DATA LINES:
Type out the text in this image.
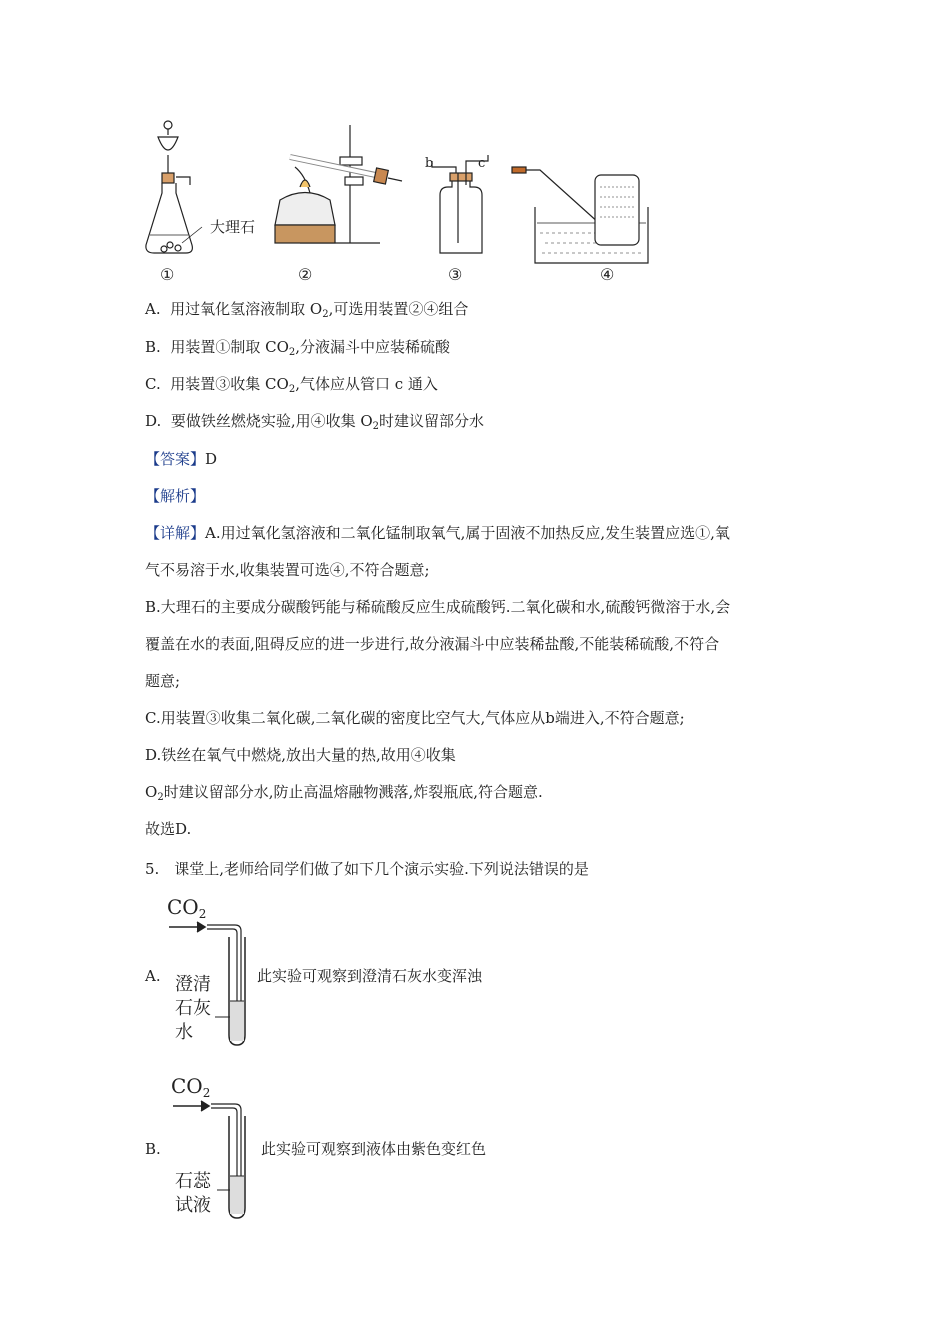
b	c
大理石
①	②	③	④
A. 用过氧化氢溶液制取 $O_2$,可选用装置②④组合
B. 用装置①制取 $CO_2$,分液漏斗中应装稀硫酸
C. 用装置③收集 $CO_2$,气体应从管口 c 通入
D. 要做铁丝燃烧实验,用④收集 $O_2$时建议留部分水
【答案】D
【解析】
【详解】A.用过氧化氢溶液和二氧化锰制取氧气,属于固液不加热反应,发生装置应选①,氧
气不易溶于水,收集装置可选④,不符合题意;
B.大理石的主要成分碳酸钙能与稀硫酸反应生成硫酸钙.二氧化碳和水,硫酸钙微溶于水,会
覆盖在水的表面,阻碍反应的进一步进行,故分液漏斗中应装稀盐酸,不能装稀硫酸,不符合
题意;
C.用装置③收集二氧化碳,二氧化碳的密度比空气大,气体应从b端进入,不符合题意;
D.铁丝在氧气中燃烧,放出大量的热,故用④收集
$O_2$时建议留部分水,防止高温熔融物溅落,炸裂瓶底,符合题意.
故选D.
5.　课堂上,老师给同学们做了如下几个演示实验.下列说法错误的是
A.
$CO_2$
澄清
石灰
水
此实验可观察到澄清石灰水变浑浊
B.
$CO_2$
石蕊
试液
此实验可观察到液体由紫色变红色
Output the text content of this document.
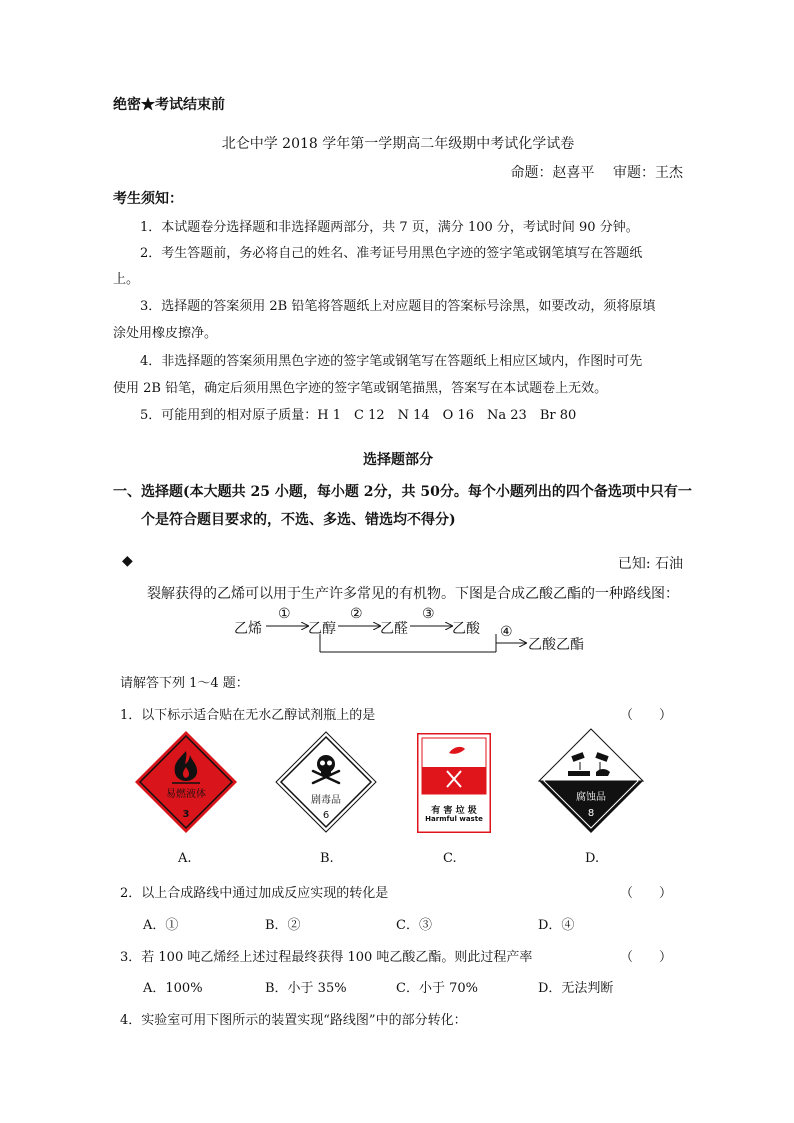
绝密★考试结束前
北仑中学 2018 学年第一学期高二年级期中考试化学试卷
命题：赵喜平　 审题：王杰
考生须知：
1．本试题卷分选择题和非选择题两部分，共 7 页，满分 100 分，考试时间 90 分钟。
2．考生答题前，务必将自己的姓名、准考证号用黑色字迹的签字笔或钢笔填写在答题纸
上。
3．选择题的答案须用 2B 铅笔将答题纸上对应题目的答案标号涂黑，如要改动，须将原填
涂处用橡皮擦净。
4．非选择题的答案须用黑色字迹的签字笔或钢笔写在答题纸上相应区域内，作图时可先
使用 2B 铅笔，确定后须用黑色字迹的签字笔或钢笔描黑，答案写在本试题卷上无效。
5．可能用到的相对原子质量：H 1　C 12　N 14　O 16　Na 23　Br 80
选择题部分
一、选择题(本大题共 25 小题，每小题 2分，共 50分。每个小题列出的四个备选项中只有一
个是符合题目要求的，不选、多选、错选均不得分)
◆	已知: 石油
裂解获得的乙烯可以用于生产许多常见的有机物。下图是合成乙酸乙酯的一种路线图：
乙烯
①
乙醇
②
乙醛
③
乙酸 ④
乙酸乙酯
请解答下列 1～4 题：
1．以下标示适合贴在无水乙醇试剂瓶上的是	（　　）
易燃液体
3
剧毒品
6	有 害 垃 圾
Harmful waste
腐蚀品
8
A.	B.	C.	D.
2．以上合成路线中通过加成反应实现的转化是	（　　）
A．①	B．②	C．③	D．④
3．若 100 吨乙烯经上述过程最终获得 100 吨乙酸乙酯。则此过程产率	（　　）
A．100%	B．小于 35%	C．小于 70%	D．无法判断
4．实验室可用下图所示的装置实现“路线图”中的部分转化：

GIVEN EXERCISE: Identify the lines that hold the word "不符合题意". Copy every one of them.

THE COMPLETED TASK:
气不易溶于水,收集装置可选④,不符合题意;
C.用装置③收集二氧化碳,二氧化碳的密度比空气大,气体应从b端进入,不符合题意;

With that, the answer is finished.